Restate all the material verbatim, except for the pictures.

Dataset records:
+---+

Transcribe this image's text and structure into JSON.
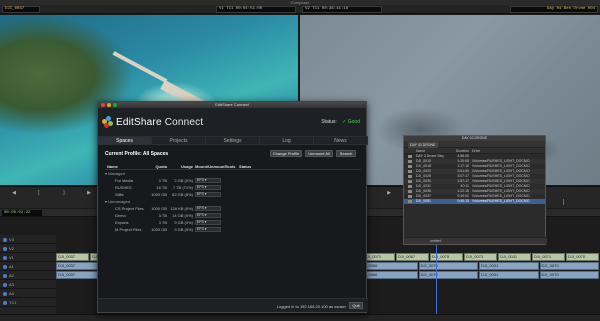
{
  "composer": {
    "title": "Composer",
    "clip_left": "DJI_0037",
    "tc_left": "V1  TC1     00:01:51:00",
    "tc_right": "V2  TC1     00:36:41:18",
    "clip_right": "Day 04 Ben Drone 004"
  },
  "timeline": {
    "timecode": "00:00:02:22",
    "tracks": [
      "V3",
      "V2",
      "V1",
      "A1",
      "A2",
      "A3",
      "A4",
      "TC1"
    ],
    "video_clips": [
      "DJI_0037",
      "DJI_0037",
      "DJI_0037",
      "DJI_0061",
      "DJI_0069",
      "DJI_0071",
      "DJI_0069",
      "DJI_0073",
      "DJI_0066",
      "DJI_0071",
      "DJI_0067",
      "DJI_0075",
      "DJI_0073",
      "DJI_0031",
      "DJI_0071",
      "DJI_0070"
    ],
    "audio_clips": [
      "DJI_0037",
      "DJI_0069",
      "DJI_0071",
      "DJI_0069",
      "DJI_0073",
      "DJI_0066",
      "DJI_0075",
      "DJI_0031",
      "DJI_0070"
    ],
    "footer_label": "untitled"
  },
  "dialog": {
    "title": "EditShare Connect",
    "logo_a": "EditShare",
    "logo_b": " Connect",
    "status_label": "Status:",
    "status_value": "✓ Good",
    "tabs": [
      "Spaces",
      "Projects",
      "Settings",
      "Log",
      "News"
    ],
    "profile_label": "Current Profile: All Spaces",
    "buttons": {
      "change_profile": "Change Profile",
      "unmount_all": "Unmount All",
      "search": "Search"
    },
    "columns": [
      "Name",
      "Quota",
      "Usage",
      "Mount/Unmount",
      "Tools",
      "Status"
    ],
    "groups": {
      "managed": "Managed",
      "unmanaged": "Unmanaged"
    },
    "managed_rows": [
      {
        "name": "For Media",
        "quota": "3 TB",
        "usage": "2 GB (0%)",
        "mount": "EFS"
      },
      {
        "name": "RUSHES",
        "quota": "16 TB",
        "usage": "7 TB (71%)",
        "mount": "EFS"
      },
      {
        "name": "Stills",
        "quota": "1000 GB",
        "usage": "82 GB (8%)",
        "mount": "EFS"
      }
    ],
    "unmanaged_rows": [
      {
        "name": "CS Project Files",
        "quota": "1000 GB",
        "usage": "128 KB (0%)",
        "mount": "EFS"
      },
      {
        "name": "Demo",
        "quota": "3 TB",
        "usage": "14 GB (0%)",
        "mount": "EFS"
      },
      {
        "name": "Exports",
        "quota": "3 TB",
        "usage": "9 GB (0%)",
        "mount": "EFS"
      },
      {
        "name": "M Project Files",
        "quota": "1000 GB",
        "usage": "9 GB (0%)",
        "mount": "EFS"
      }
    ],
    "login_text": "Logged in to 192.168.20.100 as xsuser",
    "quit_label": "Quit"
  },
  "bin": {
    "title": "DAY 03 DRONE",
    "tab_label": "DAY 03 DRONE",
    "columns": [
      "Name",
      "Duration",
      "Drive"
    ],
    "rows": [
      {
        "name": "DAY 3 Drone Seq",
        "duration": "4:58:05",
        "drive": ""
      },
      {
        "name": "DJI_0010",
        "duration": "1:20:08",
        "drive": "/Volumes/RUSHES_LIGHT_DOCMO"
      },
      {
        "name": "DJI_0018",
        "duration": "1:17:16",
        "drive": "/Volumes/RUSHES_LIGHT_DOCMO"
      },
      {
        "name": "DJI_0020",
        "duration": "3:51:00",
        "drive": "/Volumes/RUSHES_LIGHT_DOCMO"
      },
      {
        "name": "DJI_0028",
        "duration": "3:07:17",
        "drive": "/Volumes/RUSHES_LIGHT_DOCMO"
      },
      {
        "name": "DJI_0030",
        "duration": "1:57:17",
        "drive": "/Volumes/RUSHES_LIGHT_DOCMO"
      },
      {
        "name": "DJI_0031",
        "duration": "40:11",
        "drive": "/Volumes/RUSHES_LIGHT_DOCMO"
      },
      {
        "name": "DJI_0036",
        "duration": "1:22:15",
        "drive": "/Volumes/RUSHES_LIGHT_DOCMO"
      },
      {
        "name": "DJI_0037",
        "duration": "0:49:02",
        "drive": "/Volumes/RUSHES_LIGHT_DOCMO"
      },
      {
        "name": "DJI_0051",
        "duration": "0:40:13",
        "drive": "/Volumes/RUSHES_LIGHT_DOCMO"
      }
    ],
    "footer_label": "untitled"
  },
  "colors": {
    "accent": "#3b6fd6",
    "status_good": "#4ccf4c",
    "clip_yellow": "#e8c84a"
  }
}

+---+

(EXERCISE RESPONSE)
Transcribe this image's text and structure into JSON.
{
  "composer": {
    "title": "Composer",
    "clip_left": "DJI_0037",
    "tc_left": "V1  TC1     00:01:51:00",
    "tc_right": "V2  TC1     00:36:41:18",
    "clip_right": "Day 04 Ben Drone 004"
  },
  "timeline": {
    "timecode": "00:00:02:22",
    "tracks": [
      "V3",
      "V2",
      "V1",
      "A1",
      "A2",
      "A3",
      "A4",
      "TC1"
    ],
    "video_clips": [
      "DJI_0037",
      "DJI_0037",
      "DJI_0037",
      "DJI_0061",
      "DJI_0069",
      "DJI_0071",
      "DJI_0069",
      "DJI_0073",
      "DJI_0066",
      "DJI_0071",
      "DJI_0067",
      "DJI_0075",
      "DJI_0073",
      "DJI_0031",
      "DJI_0071",
      "DJI_0070"
    ],
    "audio_clips": [
      "DJI_0037",
      "DJI_0069",
      "DJI_0071",
      "DJI_0069",
      "DJI_0073",
      "DJI_0066",
      "DJI_0075",
      "DJI_0031",
      "DJI_0070"
    ],
    "footer_label": "untitled"
  },
  "dialog": {
    "title": "EditShare Connect",
    "logo_a": "EditShare",
    "logo_b": " Connect",
    "status_label": "Status:",
    "status_value": "✓ Good",
    "tabs": [
      "Spaces",
      "Projects",
      "Settings",
      "Log",
      "News"
    ],
    "profile_label": "Current Profile: All Spaces",
    "buttons": {
      "change_profile": "Change Profile",
      "unmount_all": "Unmount All",
      "search": "Search"
    },
    "columns": [
      "Name",
      "Quota",
      "Usage",
      "Mount/Unmount",
      "Tools",
      "Status"
    ],
    "groups": {
      "managed": "Managed",
      "unmanaged": "Unmanaged"
    },
    "managed_rows": [
      {
        "name": "For Media",
        "quota": "3 TB",
        "usage": "2 GB (0%)",
        "mount": "EFS"
      },
      {
        "name": "RUSHES",
        "quota": "16 TB",
        "usage": "7 TB (71%)",
        "mount": "EFS"
      },
      {
        "name": "Stills",
        "quota": "1000 GB",
        "usage": "82 GB (8%)",
        "mount": "EFS"
      }
    ],
    "unmanaged_rows": [
      {
        "name": "CS Project Files",
        "quota": "1000 GB",
        "usage": "128 KB (0%)",
        "mount": "EFS"
      },
      {
        "name": "Demo",
        "quota": "3 TB",
        "usage": "14 GB (0%)",
        "mount": "EFS"
      },
      {
        "name": "Exports",
        "quota": "3 TB",
        "usage": "9 GB (0%)",
        "mount": "EFS"
      },
      {
        "name": "M Project Files",
        "quota": "1000 GB",
        "usage": "9 GB (0%)",
        "mount": "EFS"
      }
    ],
    "login_text": "Logged in to 192.168.20.100 as xsuser",
    "quit_label": "Quit"
  },
  "bin": {
    "title": "DAY 03 DRONE",
    "tab_label": "DAY 03 DRONE",
    "columns": [
      "Name",
      "Duration",
      "Drive"
    ],
    "rows": [
      {
        "name": "DAY 3 Drone Seq",
        "duration": "4:58:05",
        "drive": ""
      },
      {
        "name": "DJI_0010",
        "duration": "1:20:08",
        "drive": "/Volumes/RUSHES_LIGHT_DOCMO"
      },
      {
        "name": "DJI_0018",
        "duration": "1:17:16",
        "drive": "/Volumes/RUSHES_LIGHT_DOCMO"
      },
      {
        "name": "DJI_0020",
        "duration": "3:51:00",
        "drive": "/Volumes/RUSHES_LIGHT_DOCMO"
      },
      {
        "name": "DJI_0028",
        "duration": "3:07:17",
        "drive": "/Volumes/RUSHES_LIGHT_DOCMO"
      },
      {
        "name": "DJI_0030",
        "duration": "1:57:17",
        "drive": "/Volumes/RUSHES_LIGHT_DOCMO"
      },
      {
        "name": "DJI_0031",
        "duration": "40:11",
        "drive": "/Volumes/RUSHES_LIGHT_DOCMO"
      },
      {
        "name": "DJI_0036",
        "duration": "1:22:15",
        "drive": "/Volumes/RUSHES_LIGHT_DOCMO"
      },
      {
        "name": "DJI_0037",
        "duration": "0:49:02",
        "drive": "/Volumes/RUSHES_LIGHT_DOCMO"
      },
      {
        "name": "DJI_0051",
        "duration": "0:40:13",
        "drive": "/Volumes/RUSHES_LIGHT_DOCMO"
      }
    ],
    "footer_label": "untitled"
  },
  "colors": {
    "accent": "#3b6fd6",
    "status_good": "#4ccf4c",
    "clip_yellow": "#e8c84a"
  }
}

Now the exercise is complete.